— BEGIN —

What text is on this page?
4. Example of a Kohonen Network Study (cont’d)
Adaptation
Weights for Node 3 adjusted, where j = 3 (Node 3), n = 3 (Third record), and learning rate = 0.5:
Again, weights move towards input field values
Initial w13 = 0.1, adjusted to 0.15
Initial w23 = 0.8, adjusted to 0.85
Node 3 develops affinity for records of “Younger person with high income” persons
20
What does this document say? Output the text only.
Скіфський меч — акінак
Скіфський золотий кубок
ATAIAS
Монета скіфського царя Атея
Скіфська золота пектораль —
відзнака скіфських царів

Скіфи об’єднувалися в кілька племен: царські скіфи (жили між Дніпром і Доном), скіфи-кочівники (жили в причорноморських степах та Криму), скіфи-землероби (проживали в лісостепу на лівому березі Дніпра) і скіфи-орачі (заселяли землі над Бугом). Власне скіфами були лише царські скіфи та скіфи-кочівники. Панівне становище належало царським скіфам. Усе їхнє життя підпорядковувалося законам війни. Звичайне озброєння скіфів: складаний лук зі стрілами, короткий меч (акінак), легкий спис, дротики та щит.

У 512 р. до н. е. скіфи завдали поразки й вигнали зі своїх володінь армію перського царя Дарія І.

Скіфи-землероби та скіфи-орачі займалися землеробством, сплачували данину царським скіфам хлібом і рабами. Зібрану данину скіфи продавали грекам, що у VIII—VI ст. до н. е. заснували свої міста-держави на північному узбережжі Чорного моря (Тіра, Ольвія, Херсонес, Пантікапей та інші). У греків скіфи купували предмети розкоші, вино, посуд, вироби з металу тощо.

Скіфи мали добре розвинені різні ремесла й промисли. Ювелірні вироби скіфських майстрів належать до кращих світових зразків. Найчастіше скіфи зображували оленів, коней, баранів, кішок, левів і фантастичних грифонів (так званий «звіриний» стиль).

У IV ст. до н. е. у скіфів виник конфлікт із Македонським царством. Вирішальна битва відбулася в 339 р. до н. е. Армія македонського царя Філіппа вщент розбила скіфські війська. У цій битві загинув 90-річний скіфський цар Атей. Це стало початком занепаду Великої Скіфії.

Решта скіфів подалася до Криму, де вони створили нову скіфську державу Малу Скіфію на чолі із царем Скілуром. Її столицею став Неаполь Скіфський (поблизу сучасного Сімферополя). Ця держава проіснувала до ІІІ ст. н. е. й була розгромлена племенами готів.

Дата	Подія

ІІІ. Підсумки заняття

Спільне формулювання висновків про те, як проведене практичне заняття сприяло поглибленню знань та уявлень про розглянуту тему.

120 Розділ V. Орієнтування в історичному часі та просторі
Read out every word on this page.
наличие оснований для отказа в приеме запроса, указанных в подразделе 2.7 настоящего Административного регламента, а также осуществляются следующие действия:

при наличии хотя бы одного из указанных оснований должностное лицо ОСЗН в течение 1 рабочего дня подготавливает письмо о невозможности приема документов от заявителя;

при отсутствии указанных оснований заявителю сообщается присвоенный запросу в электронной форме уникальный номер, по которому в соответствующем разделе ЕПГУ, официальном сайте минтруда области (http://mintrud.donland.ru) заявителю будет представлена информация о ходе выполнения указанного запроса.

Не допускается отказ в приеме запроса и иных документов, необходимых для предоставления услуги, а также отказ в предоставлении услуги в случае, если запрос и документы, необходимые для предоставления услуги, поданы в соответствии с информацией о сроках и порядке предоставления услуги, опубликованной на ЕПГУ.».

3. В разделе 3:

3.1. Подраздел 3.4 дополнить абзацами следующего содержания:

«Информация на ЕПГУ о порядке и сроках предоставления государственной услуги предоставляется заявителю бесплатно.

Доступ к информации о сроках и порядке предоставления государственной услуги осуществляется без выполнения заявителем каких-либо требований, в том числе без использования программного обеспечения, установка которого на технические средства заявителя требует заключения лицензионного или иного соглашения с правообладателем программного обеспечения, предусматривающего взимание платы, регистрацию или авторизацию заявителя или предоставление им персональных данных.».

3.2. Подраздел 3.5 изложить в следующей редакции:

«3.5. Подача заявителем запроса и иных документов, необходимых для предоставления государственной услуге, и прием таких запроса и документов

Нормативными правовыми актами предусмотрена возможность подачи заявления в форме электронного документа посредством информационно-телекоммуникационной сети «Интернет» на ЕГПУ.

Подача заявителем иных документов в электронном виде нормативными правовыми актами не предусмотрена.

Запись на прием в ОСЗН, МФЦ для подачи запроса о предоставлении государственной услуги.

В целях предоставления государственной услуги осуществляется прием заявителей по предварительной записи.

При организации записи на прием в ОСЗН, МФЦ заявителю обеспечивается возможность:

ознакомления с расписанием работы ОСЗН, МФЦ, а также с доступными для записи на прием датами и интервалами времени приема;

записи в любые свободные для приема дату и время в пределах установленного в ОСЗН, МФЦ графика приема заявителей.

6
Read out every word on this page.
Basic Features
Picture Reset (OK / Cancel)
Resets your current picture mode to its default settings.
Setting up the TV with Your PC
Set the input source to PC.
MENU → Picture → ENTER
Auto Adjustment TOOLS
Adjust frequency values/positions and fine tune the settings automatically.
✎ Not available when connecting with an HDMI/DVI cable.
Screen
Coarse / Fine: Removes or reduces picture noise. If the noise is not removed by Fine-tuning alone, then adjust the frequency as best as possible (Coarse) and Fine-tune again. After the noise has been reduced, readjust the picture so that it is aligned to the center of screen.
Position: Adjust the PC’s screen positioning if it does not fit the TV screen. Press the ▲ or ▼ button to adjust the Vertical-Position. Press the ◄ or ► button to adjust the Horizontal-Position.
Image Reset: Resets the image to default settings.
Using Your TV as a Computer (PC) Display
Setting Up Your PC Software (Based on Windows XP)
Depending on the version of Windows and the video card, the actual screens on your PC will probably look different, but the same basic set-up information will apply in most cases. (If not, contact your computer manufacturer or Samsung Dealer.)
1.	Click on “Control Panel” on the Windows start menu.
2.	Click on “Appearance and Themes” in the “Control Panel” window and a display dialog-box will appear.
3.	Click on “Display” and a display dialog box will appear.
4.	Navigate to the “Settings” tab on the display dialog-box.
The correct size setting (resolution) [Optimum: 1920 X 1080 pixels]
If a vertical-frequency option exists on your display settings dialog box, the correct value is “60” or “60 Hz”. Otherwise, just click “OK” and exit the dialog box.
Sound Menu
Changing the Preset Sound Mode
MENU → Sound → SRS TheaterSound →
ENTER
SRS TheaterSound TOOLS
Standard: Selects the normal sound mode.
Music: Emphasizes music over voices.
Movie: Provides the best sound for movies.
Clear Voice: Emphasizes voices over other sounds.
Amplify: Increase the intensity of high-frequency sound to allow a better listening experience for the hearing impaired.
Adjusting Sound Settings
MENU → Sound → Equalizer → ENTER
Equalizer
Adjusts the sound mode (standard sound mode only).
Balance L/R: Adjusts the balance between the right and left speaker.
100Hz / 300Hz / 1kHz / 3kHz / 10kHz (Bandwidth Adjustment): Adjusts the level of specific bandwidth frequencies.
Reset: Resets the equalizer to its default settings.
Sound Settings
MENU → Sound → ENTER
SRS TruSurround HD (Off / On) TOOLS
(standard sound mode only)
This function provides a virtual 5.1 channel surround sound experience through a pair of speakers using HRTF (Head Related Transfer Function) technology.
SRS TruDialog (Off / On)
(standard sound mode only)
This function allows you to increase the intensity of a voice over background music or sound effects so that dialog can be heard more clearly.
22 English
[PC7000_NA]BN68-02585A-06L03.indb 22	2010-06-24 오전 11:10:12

— END —

TASK BRIEF
Where a line above contains the string "Resets", copy that line.

ANSWER TO THE TASK
Resets your current picture mode to its default settings.
Image Reset: Resets the image to default settings.
Reset: Resets the equalizer to its default settings.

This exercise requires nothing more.